[begin Dataset records]

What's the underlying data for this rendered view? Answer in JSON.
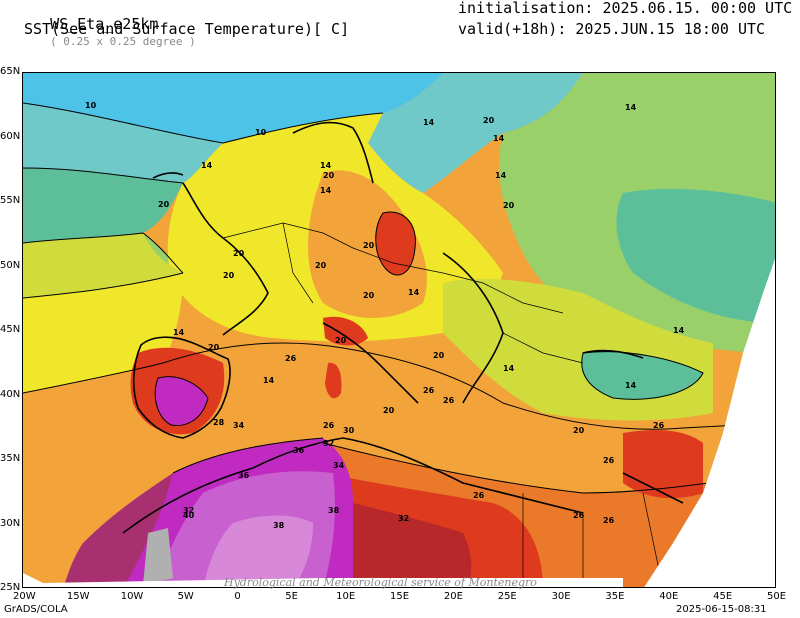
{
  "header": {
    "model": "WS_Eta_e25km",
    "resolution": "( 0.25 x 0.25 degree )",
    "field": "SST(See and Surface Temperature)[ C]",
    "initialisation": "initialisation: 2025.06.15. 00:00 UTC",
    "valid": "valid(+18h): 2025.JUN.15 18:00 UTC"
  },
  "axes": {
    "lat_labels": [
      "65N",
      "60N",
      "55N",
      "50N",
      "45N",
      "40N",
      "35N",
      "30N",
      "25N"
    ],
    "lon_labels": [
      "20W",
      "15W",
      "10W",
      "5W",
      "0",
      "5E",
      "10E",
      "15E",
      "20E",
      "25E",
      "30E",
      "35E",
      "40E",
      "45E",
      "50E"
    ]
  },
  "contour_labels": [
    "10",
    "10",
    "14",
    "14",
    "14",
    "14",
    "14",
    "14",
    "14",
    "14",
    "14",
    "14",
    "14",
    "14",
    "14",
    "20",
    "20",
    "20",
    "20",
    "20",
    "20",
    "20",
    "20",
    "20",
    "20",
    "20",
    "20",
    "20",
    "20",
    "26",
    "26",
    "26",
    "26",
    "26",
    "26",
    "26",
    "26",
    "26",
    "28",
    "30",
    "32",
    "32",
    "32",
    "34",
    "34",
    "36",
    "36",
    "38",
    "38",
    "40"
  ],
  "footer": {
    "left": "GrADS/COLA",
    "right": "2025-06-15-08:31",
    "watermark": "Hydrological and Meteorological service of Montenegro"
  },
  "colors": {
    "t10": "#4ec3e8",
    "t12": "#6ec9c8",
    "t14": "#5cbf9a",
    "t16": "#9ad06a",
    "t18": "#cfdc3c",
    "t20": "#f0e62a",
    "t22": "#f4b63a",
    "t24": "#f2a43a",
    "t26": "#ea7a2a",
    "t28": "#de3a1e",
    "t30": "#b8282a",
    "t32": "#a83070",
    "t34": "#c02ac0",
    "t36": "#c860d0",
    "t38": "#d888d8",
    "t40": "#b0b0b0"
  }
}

[end Dataset records]
[begin Dataset records]

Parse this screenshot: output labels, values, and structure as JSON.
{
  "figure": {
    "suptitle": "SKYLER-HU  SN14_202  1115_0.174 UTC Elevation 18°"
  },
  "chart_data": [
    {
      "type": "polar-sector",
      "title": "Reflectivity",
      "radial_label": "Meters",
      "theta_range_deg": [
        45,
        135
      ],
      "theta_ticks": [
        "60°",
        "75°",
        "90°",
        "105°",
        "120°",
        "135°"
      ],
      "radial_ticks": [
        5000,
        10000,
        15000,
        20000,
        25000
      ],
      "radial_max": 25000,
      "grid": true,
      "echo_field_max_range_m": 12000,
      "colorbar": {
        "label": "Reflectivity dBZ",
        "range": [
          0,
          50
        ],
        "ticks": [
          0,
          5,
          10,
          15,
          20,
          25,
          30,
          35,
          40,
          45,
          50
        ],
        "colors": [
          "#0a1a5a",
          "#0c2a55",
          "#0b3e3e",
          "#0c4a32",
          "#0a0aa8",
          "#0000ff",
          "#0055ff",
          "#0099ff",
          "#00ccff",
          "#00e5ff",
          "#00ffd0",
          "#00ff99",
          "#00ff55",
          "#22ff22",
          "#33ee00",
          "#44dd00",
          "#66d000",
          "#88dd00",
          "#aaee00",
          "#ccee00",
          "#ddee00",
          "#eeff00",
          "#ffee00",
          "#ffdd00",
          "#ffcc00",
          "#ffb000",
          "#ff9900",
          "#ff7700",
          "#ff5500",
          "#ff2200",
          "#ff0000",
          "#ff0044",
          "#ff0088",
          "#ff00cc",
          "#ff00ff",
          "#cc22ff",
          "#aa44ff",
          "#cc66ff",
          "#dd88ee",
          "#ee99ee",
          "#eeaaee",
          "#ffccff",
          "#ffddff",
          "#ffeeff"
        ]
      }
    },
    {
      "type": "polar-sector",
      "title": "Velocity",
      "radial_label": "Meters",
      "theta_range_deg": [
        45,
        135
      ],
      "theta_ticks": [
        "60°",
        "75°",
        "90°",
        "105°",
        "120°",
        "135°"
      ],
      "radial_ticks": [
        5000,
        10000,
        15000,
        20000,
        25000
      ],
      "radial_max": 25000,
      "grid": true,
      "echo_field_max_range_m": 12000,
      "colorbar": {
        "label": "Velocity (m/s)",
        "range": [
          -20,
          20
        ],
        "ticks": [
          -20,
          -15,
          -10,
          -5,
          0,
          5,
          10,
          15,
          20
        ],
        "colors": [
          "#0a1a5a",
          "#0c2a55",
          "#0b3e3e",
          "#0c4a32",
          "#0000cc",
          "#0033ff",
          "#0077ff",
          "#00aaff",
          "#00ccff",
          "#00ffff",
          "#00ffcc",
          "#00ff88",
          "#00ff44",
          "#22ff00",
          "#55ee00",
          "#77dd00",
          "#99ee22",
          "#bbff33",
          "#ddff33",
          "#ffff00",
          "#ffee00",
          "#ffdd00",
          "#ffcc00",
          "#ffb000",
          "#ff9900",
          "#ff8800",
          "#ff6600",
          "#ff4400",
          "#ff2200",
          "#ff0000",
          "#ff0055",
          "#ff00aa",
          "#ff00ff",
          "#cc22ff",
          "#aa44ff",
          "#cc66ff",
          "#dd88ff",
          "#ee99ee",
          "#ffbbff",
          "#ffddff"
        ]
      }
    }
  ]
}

[end Dataset records]

■ The problem
Select the lines in this material that hold the word "Reflectivity", leaving none out.

■ Written solution
      "title": "Reflectivity",
        "label": "Reflectivity dBZ",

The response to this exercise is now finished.